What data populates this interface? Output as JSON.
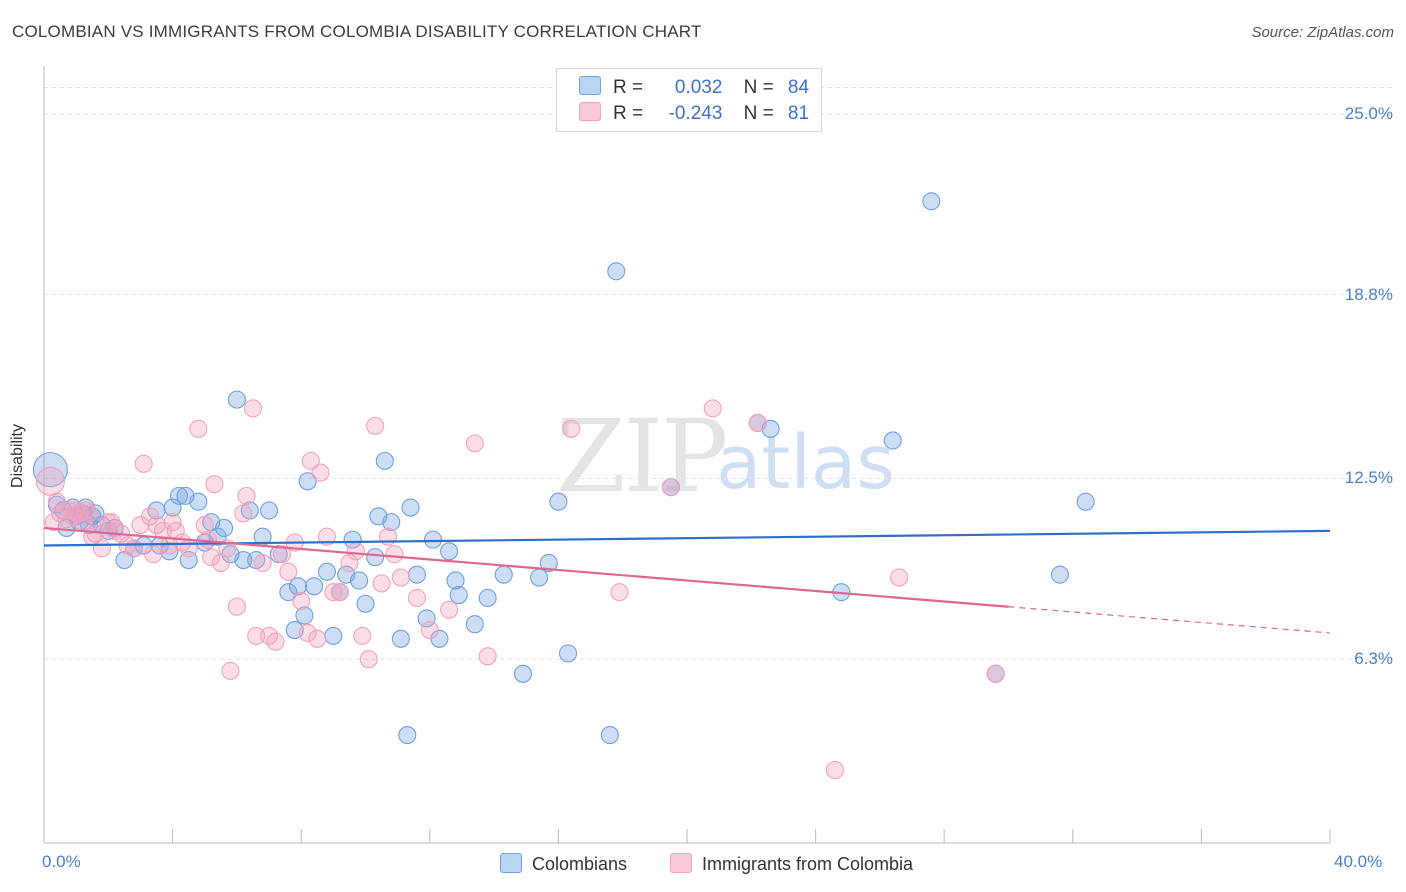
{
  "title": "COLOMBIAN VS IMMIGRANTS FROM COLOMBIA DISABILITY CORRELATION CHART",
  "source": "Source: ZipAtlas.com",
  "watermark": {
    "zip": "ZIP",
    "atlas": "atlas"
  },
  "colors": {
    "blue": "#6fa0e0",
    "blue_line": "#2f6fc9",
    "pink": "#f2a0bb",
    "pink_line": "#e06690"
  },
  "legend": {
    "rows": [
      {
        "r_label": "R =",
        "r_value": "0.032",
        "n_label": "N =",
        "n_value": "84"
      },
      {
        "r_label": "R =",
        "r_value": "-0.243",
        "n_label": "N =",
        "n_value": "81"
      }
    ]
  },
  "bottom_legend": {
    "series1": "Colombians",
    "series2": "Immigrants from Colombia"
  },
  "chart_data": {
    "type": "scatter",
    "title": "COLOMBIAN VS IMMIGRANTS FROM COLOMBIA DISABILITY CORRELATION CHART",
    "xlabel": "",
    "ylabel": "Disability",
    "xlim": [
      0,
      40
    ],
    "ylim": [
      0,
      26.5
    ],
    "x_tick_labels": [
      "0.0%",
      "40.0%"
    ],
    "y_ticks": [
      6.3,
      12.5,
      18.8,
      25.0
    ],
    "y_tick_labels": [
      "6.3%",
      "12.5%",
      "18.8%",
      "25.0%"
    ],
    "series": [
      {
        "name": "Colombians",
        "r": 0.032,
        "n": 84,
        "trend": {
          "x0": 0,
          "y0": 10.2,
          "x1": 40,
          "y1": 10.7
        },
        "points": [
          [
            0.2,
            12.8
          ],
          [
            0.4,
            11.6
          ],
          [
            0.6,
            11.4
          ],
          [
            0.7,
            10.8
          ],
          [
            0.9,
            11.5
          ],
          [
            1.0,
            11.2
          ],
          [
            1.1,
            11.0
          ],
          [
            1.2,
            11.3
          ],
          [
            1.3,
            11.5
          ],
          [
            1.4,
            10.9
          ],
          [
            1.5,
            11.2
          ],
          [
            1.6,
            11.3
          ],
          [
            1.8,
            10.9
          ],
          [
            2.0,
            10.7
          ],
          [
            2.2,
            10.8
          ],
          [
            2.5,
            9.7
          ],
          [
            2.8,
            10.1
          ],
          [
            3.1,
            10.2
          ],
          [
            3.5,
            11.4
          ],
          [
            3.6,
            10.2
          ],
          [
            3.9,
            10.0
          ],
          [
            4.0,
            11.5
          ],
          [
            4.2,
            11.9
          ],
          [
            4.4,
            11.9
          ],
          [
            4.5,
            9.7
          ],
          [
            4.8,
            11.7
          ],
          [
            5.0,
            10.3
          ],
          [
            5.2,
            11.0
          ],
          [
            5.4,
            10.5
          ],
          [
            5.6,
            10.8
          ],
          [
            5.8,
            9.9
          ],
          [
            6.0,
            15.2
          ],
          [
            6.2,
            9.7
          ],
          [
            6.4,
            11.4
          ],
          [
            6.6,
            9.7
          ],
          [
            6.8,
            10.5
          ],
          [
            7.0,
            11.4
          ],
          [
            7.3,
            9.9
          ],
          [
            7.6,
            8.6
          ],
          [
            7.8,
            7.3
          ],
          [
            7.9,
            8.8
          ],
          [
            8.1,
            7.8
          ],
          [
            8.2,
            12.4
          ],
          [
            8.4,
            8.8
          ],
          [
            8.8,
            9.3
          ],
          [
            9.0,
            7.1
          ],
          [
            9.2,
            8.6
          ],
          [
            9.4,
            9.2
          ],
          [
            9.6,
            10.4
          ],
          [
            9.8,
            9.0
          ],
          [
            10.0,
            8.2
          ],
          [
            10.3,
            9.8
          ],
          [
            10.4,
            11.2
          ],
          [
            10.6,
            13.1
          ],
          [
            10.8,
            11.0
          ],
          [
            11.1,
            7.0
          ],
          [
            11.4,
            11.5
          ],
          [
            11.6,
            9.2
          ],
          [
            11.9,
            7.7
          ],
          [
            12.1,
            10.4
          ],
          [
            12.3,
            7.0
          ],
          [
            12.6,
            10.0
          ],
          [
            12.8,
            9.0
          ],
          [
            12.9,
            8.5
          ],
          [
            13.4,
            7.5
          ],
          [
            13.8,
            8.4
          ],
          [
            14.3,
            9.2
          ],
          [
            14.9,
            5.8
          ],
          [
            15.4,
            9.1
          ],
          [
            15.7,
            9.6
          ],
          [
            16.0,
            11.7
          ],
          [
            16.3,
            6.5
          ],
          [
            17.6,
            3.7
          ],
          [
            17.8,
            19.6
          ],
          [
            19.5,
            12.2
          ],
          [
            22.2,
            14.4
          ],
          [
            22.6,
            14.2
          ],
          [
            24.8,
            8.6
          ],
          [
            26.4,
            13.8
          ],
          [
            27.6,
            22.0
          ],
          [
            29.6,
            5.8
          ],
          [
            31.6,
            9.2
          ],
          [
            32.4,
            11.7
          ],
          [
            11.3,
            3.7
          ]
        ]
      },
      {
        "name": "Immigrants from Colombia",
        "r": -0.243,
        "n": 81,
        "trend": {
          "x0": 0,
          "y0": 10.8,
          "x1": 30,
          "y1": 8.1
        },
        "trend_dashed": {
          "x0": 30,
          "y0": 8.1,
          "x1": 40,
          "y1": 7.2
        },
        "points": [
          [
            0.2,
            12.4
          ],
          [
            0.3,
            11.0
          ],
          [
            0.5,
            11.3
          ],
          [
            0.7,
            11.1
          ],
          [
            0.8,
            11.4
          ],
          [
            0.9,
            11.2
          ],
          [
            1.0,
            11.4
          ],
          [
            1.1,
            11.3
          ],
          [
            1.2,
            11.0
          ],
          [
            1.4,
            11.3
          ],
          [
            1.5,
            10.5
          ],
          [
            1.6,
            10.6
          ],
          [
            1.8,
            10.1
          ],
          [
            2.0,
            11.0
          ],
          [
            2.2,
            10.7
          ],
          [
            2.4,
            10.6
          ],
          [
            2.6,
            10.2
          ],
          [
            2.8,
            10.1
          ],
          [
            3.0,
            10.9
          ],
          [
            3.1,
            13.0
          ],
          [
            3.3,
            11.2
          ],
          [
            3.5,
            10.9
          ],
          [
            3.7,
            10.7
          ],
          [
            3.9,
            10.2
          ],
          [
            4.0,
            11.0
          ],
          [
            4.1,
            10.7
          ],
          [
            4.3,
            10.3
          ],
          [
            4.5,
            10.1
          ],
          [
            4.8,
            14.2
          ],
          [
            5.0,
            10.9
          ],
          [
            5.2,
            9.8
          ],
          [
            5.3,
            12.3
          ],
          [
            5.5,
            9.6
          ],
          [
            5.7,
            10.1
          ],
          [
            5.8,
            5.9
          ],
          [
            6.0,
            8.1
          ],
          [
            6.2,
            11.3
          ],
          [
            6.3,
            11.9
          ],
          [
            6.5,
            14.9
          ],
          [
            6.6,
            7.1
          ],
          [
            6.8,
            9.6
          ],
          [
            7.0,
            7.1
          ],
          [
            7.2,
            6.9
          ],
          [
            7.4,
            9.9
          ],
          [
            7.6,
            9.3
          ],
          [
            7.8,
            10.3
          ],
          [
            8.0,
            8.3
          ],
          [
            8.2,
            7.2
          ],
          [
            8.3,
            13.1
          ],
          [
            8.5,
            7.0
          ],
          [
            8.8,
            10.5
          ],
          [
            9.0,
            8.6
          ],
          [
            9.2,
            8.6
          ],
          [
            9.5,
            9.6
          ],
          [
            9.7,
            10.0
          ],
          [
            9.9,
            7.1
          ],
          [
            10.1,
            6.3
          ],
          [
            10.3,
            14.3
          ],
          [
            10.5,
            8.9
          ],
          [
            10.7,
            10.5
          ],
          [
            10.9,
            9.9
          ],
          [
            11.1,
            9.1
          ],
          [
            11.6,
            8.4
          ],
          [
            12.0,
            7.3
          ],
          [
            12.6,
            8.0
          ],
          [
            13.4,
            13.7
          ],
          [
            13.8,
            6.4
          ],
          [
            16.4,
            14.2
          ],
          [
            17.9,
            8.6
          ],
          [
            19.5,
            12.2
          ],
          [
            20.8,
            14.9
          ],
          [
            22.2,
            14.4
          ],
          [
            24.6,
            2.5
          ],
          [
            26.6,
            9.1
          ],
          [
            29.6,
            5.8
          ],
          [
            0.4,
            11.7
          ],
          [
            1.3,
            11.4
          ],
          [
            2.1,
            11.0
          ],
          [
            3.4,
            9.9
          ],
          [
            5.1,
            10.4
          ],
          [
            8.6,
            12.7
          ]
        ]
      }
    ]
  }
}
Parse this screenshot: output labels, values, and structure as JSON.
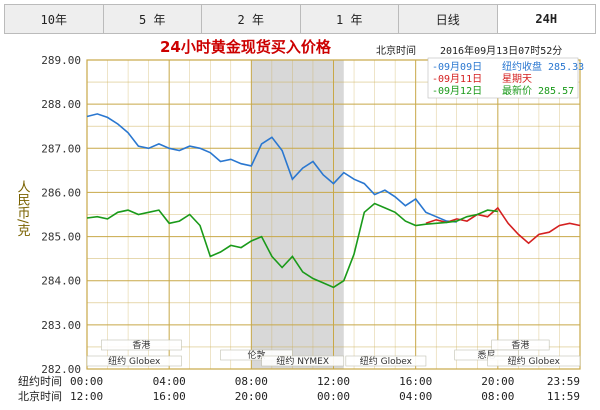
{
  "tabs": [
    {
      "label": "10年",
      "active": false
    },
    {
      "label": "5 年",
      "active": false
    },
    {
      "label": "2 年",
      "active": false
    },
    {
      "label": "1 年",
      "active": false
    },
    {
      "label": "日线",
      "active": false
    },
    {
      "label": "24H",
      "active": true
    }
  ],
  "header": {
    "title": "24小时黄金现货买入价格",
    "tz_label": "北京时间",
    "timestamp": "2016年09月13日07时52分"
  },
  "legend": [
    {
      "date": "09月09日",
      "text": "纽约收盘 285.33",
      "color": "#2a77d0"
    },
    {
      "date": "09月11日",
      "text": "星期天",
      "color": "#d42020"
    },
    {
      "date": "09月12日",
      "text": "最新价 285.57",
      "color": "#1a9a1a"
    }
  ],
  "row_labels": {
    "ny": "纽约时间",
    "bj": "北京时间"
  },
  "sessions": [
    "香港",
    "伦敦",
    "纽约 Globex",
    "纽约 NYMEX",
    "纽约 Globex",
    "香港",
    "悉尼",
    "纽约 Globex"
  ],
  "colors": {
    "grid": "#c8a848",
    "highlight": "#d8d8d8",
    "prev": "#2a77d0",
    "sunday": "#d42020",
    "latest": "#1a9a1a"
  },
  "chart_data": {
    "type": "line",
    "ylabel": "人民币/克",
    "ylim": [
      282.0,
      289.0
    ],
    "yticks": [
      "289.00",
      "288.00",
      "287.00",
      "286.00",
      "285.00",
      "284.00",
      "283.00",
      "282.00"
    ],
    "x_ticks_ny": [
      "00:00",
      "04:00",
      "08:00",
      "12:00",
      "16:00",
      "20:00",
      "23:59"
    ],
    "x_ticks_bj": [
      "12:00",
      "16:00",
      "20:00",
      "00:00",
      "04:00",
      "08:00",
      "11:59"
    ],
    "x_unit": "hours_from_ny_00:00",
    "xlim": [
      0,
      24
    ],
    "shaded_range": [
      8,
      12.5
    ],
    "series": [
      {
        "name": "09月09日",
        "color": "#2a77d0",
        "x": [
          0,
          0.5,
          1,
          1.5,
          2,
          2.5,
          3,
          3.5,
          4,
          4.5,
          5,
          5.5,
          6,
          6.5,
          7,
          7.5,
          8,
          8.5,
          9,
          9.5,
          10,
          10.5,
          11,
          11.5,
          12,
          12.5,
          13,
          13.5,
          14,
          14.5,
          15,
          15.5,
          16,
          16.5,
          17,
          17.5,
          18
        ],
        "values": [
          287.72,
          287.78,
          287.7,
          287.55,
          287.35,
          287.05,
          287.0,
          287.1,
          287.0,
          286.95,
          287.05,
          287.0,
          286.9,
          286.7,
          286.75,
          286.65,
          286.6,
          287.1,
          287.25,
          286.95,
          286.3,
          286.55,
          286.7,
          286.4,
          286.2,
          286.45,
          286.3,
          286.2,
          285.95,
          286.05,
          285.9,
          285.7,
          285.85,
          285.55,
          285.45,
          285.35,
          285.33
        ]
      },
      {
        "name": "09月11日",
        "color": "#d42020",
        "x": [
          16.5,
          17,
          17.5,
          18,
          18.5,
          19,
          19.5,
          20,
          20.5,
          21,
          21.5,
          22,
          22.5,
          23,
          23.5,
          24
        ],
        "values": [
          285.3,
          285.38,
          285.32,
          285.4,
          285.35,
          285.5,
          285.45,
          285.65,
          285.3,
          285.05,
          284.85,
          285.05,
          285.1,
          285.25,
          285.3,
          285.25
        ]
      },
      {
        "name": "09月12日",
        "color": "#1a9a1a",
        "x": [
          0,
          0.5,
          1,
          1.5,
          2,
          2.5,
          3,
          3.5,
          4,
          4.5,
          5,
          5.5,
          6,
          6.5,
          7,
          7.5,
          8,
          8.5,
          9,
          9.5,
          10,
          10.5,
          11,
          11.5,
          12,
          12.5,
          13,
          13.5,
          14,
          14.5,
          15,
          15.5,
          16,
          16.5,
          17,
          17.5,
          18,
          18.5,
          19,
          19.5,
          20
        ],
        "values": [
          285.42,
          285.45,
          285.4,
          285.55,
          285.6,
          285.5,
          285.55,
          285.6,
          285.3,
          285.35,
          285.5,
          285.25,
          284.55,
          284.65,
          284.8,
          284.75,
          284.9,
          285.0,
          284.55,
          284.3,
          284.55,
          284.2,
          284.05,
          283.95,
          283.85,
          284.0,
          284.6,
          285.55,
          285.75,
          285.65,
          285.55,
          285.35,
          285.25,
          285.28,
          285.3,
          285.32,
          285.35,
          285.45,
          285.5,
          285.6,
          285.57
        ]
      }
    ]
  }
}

§ WHAT NEEDS TO BE DONE: Using the data above, copy each line that contains "date".

§ RESPONSE TO THIS EXERCISE:
      "date": "09月09日",
      "date": "09月11日",
      "date": "09月12日",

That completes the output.